• Task material:
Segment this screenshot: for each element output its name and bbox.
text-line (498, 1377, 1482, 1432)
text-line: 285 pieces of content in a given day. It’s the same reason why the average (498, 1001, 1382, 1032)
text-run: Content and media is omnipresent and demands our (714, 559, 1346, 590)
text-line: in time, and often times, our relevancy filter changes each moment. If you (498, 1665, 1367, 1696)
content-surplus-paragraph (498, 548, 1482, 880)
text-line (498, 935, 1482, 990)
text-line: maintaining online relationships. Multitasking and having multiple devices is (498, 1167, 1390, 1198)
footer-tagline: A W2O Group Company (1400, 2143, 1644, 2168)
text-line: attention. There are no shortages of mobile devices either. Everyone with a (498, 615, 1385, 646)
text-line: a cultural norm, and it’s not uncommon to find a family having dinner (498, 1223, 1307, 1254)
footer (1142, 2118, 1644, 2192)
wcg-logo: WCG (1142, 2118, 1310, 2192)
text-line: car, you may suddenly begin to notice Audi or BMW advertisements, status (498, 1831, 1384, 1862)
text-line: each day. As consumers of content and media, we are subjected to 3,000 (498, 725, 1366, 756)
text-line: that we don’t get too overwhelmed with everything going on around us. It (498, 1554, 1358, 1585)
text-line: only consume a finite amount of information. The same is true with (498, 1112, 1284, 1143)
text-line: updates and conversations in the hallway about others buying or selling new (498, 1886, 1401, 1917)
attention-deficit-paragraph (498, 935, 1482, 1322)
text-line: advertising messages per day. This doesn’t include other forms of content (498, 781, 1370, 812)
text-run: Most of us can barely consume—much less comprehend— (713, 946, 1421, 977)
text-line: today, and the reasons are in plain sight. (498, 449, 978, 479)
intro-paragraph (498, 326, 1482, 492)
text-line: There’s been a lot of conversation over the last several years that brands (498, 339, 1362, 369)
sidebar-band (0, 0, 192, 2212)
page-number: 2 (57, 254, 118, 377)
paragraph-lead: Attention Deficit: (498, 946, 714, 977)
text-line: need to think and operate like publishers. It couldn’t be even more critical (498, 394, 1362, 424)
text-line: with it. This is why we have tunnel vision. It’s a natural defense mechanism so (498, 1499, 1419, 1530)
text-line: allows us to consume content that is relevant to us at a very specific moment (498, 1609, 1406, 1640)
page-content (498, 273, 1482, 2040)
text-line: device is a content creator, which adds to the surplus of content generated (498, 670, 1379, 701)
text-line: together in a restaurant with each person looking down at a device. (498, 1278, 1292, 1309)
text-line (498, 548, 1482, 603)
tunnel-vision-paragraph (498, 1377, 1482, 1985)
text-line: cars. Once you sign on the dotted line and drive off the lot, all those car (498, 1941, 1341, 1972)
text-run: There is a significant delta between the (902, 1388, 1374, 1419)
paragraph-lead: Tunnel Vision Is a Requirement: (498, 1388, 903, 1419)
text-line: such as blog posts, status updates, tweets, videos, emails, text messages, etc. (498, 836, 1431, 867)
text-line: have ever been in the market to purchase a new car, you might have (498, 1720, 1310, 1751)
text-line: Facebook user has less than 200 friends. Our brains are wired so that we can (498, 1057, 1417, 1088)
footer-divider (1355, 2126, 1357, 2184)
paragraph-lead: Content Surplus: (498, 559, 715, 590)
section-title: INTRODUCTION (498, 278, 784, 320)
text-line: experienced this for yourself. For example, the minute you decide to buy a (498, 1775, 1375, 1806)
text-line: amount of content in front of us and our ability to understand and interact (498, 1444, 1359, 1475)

• What is being asked: Reproduce the listing above, swapping "relevancy filter" for "relevance filter" and leaving every other line unchanged.

• Answer:
Segment this screenshot: for each element output its name and bbox.
text-line (498, 1377, 1482, 1432)
text-line: 285 pieces of content in a given day. It’s the same reason why the average (498, 1001, 1382, 1032)
text-run: Content and media is omnipresent and demands our (714, 559, 1346, 590)
text-line: in time, and often times, our relevance filter changes each moment. If you (498, 1665, 1367, 1696)
content-surplus-paragraph (498, 548, 1482, 880)
text-line (498, 935, 1482, 990)
text-line: maintaining online relationships. Multitasking and having multiple devices is (498, 1167, 1390, 1198)
footer-tagline: A W2O Group Company (1400, 2143, 1644, 2168)
text-line: attention. There are no shortages of mobile devices either. Everyone with a (498, 615, 1385, 646)
text-line: a cultural norm, and it’s not uncommon to find a family having dinner (498, 1223, 1307, 1254)
footer (1142, 2118, 1644, 2192)
wcg-logo: WCG (1142, 2118, 1310, 2192)
text-line: car, you may suddenly begin to notice Audi or BMW advertisements, status (498, 1831, 1384, 1862)
text-line: each day. As consumers of content and media, we are subjected to 3,000 (498, 725, 1366, 756)
text-line: that we don’t get too overwhelmed with everything going on around us. It (498, 1554, 1358, 1585)
text-line: only consume a finite amount of information. The same is true with (498, 1112, 1284, 1143)
text-line: updates and conversations in the hallway about others buying or selling new (498, 1886, 1401, 1917)
attention-deficit-paragraph (498, 935, 1482, 1322)
text-line: advertising messages per day. This doesn’t include other forms of content (498, 781, 1370, 812)
text-run: Most of us can barely consume—much less comprehend— (713, 946, 1421, 977)
text-line: today, and the reasons are in plain sight. (498, 449, 978, 479)
intro-paragraph (498, 326, 1482, 492)
text-line: There’s been a lot of conversation over the last several years that brands (498, 339, 1362, 369)
sidebar-band (0, 0, 192, 2212)
page-number: 2 (57, 254, 118, 377)
paragraph-lead: Attention Deficit: (498, 946, 714, 977)
text-line: need to think and operate like publishers. It couldn’t be even more critical (498, 394, 1362, 424)
text-line: with it. This is why we have tunnel vision. It’s a natural defense mechanism so (498, 1499, 1419, 1530)
text-line: allows us to consume content that is relevant to us at a very specific moment (498, 1609, 1406, 1640)
page-content (498, 273, 1482, 2040)
text-line: device is a content creator, which adds to the surplus of content generated (498, 670, 1379, 701)
text-line: together in a restaurant with each person looking down at a device. (498, 1278, 1292, 1309)
text-line (498, 548, 1482, 603)
tunnel-vision-paragraph (498, 1377, 1482, 1985)
text-line: cars. Once you sign on the dotted line and drive off the lot, all those car (498, 1941, 1341, 1972)
text-run: There is a significant delta between the (902, 1388, 1374, 1419)
paragraph-lead: Tunnel Vision Is a Requirement: (498, 1388, 903, 1419)
text-line: such as blog posts, status updates, tweets, videos, emails, text messages, etc. (498, 836, 1431, 867)
text-line: have ever been in the market to purchase a new car, you might have (498, 1720, 1310, 1751)
text-line: Facebook user has less than 200 friends. Our brains are wired so that we can (498, 1057, 1417, 1088)
footer-divider (1355, 2126, 1357, 2184)
paragraph-lead: Content Surplus: (498, 559, 715, 590)
section-title: INTRODUCTION (498, 278, 784, 320)
text-line: experienced this for yourself. For example, the minute you decide to buy a (498, 1775, 1375, 1806)
text-line: amount of content in front of us and our ability to understand and interact (498, 1444, 1359, 1475)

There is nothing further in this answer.